→ Task requirements:
Scan the data for "Amplitude" and copy the lines it appears in.

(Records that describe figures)
★ ★ ★

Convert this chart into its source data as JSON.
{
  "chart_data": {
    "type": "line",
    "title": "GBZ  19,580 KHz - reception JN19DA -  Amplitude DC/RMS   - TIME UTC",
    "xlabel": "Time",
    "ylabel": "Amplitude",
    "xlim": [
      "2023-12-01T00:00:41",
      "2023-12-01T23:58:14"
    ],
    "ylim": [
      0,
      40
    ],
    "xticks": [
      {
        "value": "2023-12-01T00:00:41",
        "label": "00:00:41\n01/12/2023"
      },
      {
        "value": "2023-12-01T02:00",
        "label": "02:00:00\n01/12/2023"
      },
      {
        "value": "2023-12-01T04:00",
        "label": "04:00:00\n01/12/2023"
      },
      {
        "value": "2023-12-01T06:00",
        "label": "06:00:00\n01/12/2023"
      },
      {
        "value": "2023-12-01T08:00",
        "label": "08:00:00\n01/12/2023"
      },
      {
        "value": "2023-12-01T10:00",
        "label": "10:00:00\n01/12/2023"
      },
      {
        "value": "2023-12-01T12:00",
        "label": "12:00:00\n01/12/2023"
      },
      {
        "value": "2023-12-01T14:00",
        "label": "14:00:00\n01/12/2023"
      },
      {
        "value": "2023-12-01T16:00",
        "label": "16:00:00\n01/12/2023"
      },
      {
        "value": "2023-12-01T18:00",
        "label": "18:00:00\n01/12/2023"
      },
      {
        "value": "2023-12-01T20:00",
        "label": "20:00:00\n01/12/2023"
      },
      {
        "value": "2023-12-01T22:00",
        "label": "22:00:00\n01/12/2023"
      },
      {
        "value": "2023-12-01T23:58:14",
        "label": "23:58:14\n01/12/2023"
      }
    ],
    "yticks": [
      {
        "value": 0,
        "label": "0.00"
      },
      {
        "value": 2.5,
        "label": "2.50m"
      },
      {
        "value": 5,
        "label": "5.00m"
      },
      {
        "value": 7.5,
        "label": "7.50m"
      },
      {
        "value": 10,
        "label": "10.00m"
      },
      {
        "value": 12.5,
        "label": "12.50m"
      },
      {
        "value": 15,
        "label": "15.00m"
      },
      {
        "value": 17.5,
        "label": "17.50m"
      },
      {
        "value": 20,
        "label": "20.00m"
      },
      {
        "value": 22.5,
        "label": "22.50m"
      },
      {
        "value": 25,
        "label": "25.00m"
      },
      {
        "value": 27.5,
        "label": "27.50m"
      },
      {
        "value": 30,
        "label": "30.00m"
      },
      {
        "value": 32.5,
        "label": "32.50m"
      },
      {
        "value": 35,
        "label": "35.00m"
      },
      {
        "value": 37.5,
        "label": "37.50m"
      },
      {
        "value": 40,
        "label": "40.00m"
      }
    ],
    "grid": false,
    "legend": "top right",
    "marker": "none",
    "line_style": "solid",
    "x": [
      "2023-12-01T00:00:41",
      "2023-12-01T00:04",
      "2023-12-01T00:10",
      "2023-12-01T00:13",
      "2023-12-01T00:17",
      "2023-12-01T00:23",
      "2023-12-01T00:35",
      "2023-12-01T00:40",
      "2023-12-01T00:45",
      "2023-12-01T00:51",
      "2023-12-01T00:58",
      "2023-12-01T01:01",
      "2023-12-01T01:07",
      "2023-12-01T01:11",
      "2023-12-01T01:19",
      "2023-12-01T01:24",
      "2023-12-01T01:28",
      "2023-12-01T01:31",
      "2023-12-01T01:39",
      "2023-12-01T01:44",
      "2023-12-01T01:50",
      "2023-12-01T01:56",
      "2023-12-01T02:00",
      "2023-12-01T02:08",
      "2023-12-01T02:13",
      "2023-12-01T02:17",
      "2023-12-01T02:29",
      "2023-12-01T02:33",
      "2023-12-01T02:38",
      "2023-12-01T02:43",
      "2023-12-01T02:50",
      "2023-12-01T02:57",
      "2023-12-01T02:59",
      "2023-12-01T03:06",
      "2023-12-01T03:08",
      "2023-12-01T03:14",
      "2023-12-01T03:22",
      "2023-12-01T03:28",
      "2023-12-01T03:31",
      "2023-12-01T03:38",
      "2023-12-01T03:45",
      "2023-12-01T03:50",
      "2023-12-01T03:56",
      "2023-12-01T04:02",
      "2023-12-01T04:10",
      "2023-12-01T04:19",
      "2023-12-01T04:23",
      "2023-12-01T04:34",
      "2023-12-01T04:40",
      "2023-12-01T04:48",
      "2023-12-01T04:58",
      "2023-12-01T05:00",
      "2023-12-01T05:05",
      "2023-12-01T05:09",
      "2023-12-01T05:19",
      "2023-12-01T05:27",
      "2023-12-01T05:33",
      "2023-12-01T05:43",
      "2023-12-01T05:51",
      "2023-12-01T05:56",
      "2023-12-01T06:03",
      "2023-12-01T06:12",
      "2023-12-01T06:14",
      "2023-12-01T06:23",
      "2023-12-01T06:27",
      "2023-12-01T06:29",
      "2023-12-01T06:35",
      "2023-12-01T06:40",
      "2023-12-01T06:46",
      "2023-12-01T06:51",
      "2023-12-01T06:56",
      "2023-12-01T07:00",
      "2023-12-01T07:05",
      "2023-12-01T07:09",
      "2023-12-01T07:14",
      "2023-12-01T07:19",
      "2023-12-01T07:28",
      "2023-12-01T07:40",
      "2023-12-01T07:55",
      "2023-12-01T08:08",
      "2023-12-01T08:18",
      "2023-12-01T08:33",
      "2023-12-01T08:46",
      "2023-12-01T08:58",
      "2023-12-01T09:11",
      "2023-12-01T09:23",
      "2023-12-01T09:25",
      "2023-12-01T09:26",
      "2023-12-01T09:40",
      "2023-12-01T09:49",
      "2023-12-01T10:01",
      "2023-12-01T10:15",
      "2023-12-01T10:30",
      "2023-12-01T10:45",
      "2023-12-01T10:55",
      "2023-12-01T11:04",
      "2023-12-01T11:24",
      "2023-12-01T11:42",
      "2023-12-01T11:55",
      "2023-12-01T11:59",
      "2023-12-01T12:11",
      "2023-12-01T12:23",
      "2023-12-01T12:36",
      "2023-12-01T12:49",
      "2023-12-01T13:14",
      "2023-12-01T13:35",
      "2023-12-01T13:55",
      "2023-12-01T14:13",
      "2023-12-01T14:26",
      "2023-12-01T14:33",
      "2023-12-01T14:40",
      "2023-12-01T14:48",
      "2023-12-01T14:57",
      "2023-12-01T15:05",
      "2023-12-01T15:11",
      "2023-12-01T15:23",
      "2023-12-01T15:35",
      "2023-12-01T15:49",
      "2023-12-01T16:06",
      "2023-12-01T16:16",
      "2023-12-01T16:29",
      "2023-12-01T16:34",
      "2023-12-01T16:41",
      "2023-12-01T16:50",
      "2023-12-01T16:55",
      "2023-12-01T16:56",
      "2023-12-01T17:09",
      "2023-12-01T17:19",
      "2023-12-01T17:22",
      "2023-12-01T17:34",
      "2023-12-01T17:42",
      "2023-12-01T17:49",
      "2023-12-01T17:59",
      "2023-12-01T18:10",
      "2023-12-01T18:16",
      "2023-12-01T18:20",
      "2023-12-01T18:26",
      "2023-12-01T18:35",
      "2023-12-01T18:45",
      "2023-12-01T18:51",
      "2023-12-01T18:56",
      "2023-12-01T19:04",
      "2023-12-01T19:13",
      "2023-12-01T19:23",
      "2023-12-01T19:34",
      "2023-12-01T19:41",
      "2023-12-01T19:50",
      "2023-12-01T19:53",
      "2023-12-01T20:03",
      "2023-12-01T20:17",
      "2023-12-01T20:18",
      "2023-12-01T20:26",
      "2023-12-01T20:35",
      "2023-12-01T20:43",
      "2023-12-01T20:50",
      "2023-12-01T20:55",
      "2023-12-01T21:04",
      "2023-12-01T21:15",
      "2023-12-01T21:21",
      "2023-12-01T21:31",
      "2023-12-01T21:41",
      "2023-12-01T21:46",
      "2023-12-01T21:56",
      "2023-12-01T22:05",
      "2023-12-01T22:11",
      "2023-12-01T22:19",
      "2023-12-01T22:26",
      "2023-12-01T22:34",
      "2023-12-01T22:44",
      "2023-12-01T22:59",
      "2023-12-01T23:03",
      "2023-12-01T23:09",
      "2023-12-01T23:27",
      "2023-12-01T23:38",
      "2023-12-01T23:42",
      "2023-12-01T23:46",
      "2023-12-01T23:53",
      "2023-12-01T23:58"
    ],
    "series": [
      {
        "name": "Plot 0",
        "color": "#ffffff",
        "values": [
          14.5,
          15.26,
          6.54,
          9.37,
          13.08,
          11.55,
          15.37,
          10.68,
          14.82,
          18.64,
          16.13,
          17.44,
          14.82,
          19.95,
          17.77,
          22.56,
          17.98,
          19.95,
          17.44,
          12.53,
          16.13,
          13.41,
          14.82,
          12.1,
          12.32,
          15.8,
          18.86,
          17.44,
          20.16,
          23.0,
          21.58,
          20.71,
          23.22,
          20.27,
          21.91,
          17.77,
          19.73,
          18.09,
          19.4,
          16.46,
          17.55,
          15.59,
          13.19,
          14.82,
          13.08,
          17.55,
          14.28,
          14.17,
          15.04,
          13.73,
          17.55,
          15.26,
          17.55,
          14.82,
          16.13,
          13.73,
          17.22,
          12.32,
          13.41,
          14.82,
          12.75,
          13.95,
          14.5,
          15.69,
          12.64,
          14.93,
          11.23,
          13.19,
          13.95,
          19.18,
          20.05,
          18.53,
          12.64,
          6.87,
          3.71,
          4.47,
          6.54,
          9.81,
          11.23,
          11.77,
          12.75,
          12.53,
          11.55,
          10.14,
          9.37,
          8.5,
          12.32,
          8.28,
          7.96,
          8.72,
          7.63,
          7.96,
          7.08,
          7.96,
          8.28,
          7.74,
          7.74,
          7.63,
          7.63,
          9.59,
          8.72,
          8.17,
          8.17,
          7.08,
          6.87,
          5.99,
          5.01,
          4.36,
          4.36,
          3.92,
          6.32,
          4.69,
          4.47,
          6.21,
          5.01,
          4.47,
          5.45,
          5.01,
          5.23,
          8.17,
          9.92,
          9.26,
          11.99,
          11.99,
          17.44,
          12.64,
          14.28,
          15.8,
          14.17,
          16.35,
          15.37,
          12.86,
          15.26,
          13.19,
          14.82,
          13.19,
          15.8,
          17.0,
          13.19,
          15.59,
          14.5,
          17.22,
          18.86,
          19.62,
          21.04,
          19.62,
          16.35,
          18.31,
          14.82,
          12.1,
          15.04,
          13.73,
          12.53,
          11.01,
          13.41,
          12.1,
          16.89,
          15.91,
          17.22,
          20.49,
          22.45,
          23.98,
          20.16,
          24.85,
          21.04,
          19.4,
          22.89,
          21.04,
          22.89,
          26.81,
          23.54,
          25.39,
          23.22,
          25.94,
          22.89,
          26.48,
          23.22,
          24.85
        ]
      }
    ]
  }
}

★ ★ ★

→ Solution:
    "title": "GBZ  19,580 KHz - reception JN19DA -  Amplitude DC/RMS   - TIME UTC",
    "ylabel": "Amplitude",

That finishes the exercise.